Passage to read: Begin

This is what I thought of The Hunger Games: it was a good start for children in their teens to start learning about social justice. To a far-left twenty-six year old perhaps the metaphor is obvious, even strained. But to a fifteen year old just starting to realise that there is an imbalance in this world, it could be much more potent.

The role of the Career tributes is one which I find fascinating, although perhaps under-explored in the way I had hoped it would be. To me, the Career Tributes were presented as those who had submitted to the dominance of the Capitol rather than those, like Katniss, who would rebel, or Peeta, desperate to retain his identity in their Games. I’m not sure if this was intentionally hinted, or if it was just my reading.

A review – or rather a mention on twitter – by Radio Times film editor Andrew Collins said that he felt that, in the film, the other tributes weren’t developed enough so that it was possible to care. In the book, with its first-person perspective, this is hardly surprising. But the aim of the Games is to divide – even the individual Districts – and to keep the lower classes fighting one another rather than the Capitol. Katniss cannot afford sympathy for the other Tributes, so how can we, seeing the Games through her eyes? I perhaps think that there could have been a greater element of menace to the other Tributes, but I am unsurprised by their (general) lack of development. It is a survival technique.

The after-effects of the Games on the Tributes is another under-explored area, although I suspect and hope the other books will explore this. Enough is said of Haymitch to hint that the psychological damage could be great, and one angle I had hardly considered is highlighted towards the end of the book. The descent into the necessary violence needed to survive would have to be traumatic, and whoever wins the Games must have killed at least one child – several seems more likely. The ill-effects of this I expect to see explored in Catching Fire and Mockingjay.

Passage to read: End

- [Things to do]:
1/ Name every book title that appears in the Hunger Games review.
2/ According to the Hunger Games review, what position does Andrew Collins hold?
3/ Copy the Hunger Games review word for word from "This is what" to "just my reading.".
The listing that comes next has no connection to the Hunger Games review.

Data excerpts: Begin

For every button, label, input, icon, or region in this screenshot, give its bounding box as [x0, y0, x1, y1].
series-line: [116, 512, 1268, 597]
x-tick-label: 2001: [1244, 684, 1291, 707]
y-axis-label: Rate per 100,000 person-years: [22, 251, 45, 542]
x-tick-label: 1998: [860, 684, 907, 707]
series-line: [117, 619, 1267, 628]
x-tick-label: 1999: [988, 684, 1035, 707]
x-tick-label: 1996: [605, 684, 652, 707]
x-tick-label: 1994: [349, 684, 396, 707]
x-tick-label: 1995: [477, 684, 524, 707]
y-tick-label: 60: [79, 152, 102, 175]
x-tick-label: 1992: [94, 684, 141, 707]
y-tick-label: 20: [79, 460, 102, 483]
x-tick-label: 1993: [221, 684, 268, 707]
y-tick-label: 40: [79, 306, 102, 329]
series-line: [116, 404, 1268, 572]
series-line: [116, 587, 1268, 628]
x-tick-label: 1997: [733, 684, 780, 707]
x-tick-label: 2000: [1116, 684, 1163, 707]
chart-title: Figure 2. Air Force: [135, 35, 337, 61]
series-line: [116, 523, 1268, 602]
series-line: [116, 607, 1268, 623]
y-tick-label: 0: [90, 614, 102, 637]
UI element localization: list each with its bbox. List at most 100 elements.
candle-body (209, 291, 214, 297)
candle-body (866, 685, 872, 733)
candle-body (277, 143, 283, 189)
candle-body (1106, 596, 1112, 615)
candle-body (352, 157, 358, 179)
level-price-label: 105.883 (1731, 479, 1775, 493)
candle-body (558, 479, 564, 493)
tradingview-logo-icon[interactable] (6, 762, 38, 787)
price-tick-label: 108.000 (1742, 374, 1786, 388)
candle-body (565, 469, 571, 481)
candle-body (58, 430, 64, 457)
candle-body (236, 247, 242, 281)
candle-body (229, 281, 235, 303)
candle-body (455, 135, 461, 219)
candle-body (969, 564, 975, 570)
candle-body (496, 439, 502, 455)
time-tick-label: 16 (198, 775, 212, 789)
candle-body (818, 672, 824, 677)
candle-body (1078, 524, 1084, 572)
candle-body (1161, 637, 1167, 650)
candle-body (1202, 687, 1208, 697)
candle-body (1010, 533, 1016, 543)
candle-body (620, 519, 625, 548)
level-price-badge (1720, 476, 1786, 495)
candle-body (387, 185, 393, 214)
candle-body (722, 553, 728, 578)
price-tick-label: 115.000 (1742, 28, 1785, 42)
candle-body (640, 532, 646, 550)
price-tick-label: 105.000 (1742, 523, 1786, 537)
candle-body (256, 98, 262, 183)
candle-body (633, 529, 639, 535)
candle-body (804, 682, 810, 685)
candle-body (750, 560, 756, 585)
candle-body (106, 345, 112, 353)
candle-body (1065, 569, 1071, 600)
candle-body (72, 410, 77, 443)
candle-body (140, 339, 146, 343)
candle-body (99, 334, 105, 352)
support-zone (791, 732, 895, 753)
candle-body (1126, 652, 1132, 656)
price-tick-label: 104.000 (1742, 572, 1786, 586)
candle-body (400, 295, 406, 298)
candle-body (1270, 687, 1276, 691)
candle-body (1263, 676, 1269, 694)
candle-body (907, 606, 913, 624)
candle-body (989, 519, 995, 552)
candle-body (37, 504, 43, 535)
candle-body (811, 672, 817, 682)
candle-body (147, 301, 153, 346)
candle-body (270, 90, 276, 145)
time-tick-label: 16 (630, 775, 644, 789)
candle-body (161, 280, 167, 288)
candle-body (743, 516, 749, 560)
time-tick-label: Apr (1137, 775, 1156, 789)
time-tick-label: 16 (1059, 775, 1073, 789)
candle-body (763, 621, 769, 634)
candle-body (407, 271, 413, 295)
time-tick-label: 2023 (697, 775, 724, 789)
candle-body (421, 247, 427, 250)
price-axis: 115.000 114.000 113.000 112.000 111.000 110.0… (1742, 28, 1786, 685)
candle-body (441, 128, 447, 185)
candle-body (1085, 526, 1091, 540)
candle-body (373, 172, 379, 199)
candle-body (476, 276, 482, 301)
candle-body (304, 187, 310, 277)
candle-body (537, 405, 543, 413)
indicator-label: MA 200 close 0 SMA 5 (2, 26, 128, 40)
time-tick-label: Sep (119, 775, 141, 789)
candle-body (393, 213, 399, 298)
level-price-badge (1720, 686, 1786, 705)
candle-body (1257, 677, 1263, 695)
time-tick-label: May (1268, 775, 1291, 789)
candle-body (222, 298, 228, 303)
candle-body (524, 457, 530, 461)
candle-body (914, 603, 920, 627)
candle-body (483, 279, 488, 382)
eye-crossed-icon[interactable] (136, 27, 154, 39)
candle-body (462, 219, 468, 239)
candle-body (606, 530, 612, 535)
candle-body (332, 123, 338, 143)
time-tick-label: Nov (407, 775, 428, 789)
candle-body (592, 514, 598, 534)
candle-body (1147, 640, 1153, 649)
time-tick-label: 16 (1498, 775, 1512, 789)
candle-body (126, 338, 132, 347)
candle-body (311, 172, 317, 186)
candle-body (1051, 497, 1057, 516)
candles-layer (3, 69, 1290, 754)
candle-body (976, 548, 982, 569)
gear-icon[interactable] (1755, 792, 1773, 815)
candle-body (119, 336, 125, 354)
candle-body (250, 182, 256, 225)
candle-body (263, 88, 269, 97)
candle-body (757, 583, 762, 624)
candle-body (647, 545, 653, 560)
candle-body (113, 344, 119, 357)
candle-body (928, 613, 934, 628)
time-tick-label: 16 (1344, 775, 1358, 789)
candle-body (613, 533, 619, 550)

Data excerpts: End

- [Solutions to each task]:
1/ The Hunger Games, Catching Fire, Mockingjay

2/ He is the film editor of Radio Times.

3/
This is what I thought of The Hunger Games: it was a good start for children in their teens to start learning about social justice. To a far-left twenty-six year old perhaps the metaphor is obvious, even strained. But to a fifteen year old just starting to realise that there is an imbalance in this world, it could be much more potent.

The role of the Career tributes is one which I find fascinating, although perhaps under-explored in the way I had hoped it would be. To me, the Career Tributes were presented as those who had submitted to the dominance of the Capitol rather than those, like Katniss, who would rebel, or Peeta, desperate to retain his identity in their Games. I’m not sure if this was intentionally hinted, or if it was just my reading.